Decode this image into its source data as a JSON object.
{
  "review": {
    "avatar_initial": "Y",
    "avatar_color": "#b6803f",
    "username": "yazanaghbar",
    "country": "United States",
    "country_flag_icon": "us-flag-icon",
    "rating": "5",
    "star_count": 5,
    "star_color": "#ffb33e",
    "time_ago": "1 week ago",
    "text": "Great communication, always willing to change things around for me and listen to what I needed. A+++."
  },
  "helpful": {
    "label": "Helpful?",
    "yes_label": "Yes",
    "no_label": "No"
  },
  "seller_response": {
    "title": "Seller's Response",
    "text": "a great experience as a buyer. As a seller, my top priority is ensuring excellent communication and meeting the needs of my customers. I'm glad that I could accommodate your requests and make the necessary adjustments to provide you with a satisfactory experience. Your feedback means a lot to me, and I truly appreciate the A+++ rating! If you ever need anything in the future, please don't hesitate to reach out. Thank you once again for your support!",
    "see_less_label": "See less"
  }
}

◇ ◇ ◇ ◇ ◇

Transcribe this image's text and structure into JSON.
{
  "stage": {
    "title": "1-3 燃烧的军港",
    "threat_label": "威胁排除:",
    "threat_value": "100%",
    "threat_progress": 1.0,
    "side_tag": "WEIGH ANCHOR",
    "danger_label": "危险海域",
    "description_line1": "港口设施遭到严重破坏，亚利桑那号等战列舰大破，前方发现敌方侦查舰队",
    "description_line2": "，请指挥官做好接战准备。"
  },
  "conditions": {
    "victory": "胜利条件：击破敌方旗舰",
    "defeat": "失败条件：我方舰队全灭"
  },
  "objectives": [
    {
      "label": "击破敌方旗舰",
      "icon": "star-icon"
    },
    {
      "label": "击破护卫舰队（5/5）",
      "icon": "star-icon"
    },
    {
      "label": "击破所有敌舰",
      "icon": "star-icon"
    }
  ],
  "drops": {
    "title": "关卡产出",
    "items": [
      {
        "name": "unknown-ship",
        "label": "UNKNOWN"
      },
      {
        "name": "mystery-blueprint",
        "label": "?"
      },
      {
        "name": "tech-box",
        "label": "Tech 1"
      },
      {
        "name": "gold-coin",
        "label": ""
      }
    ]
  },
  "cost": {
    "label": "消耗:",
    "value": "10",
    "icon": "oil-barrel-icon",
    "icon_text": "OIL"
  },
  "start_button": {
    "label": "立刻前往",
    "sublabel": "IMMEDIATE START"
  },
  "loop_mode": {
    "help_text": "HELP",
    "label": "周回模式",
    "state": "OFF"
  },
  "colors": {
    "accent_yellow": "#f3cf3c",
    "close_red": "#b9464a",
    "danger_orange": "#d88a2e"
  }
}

◇ ◇ ◇ ◇ ◇

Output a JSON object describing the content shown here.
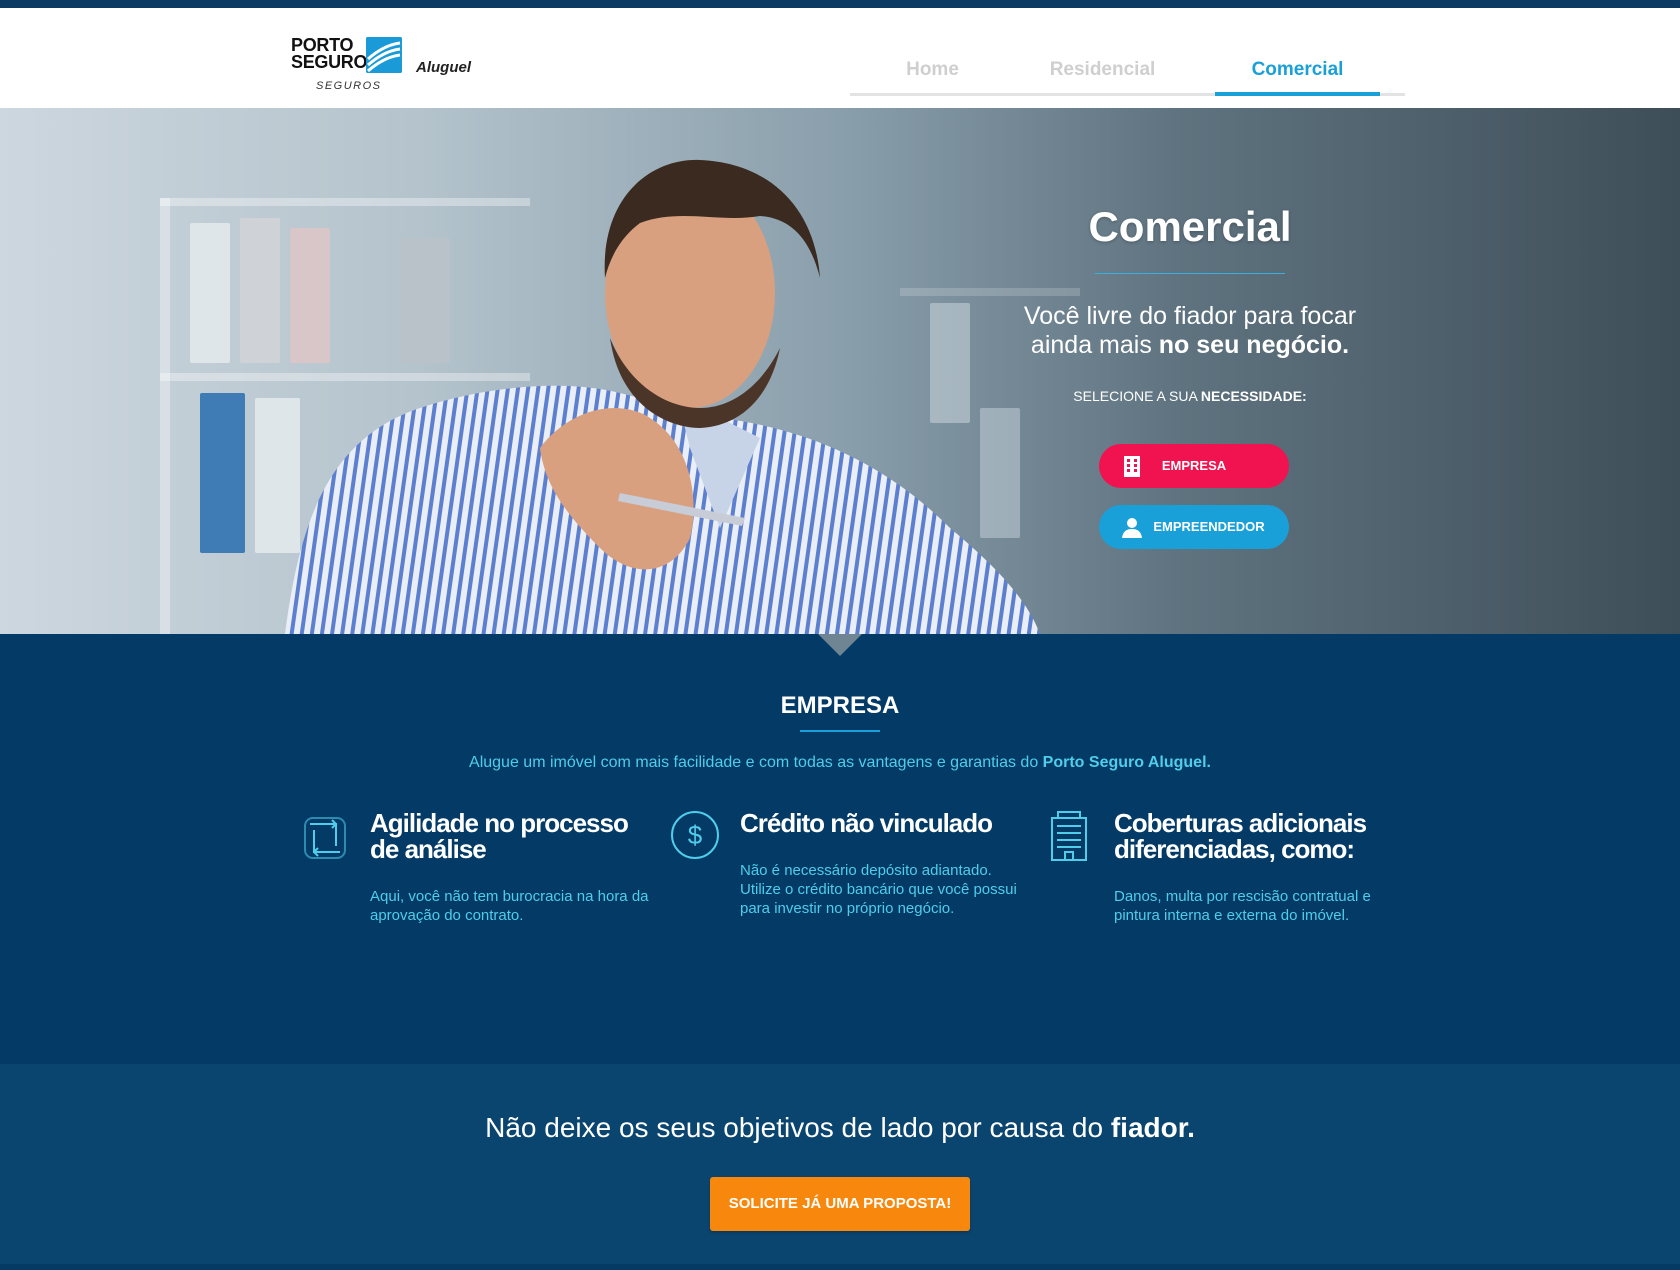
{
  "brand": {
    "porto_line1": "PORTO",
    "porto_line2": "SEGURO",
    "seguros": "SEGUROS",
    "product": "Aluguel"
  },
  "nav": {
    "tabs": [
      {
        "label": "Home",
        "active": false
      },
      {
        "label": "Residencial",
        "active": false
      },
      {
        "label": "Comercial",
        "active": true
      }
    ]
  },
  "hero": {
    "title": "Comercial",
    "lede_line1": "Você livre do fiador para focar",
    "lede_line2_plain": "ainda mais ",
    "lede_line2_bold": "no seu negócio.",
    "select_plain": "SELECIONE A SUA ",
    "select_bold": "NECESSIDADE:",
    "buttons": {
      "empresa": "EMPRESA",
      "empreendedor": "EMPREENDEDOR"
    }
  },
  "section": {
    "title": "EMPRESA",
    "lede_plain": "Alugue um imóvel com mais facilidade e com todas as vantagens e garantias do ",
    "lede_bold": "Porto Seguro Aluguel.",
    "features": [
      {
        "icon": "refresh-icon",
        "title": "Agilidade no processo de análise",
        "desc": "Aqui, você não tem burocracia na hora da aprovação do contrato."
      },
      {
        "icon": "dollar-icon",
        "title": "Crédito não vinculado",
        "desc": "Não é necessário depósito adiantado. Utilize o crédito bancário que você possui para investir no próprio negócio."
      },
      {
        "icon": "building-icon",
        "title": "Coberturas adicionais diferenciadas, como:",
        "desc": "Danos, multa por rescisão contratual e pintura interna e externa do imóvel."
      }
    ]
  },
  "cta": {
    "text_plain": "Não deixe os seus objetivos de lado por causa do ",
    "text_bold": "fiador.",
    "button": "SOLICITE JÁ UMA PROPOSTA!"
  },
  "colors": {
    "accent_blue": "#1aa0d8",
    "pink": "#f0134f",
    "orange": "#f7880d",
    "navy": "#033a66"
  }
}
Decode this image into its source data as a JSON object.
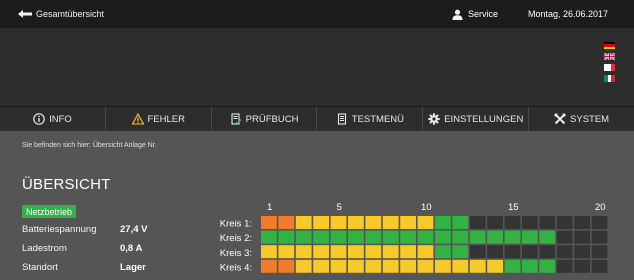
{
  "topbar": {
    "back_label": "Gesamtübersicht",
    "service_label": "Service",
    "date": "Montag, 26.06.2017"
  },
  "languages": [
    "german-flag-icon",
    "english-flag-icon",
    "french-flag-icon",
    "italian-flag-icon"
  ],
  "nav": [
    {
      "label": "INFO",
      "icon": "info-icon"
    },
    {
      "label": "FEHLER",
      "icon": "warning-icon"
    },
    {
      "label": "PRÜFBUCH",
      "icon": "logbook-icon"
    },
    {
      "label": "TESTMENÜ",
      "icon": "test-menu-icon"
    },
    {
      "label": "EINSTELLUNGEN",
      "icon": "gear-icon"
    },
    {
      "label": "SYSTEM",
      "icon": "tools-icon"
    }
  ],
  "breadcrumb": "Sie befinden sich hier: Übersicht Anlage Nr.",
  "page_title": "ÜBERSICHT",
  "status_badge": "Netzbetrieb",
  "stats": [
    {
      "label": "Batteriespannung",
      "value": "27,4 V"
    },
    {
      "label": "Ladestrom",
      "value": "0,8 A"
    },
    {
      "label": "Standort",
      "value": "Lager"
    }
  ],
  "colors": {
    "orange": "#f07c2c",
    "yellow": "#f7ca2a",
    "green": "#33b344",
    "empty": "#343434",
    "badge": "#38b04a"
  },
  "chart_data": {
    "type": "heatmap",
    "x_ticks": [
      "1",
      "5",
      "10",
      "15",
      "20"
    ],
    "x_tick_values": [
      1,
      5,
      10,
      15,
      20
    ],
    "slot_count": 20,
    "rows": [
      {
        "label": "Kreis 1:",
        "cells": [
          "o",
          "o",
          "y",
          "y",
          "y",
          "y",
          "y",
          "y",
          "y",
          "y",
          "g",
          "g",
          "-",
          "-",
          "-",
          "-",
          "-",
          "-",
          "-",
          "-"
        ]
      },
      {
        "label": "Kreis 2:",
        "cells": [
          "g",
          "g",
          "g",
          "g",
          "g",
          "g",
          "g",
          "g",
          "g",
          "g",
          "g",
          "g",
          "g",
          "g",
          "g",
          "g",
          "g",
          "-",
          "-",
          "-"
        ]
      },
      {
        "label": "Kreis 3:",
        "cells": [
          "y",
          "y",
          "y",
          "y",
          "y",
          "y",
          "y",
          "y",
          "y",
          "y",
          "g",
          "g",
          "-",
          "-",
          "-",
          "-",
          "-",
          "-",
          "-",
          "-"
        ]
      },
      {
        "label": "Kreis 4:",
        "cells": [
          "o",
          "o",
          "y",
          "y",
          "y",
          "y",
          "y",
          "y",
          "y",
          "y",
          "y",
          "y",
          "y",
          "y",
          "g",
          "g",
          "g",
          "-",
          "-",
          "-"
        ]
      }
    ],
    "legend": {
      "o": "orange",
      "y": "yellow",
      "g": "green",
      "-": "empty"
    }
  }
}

◇ ◇ ◇ ◇ ◇

*WHAT THE TASK REQUIRES*
Scan the listing above for the word "flag" and copy every line that holds it.

*SOLVED PROBLEM*
    "country_flag_icon": "us-flag-icon",
    "german-flag-icon",
    "english-flag-icon",
    "french-flag-icon",
    "italian-flag-icon"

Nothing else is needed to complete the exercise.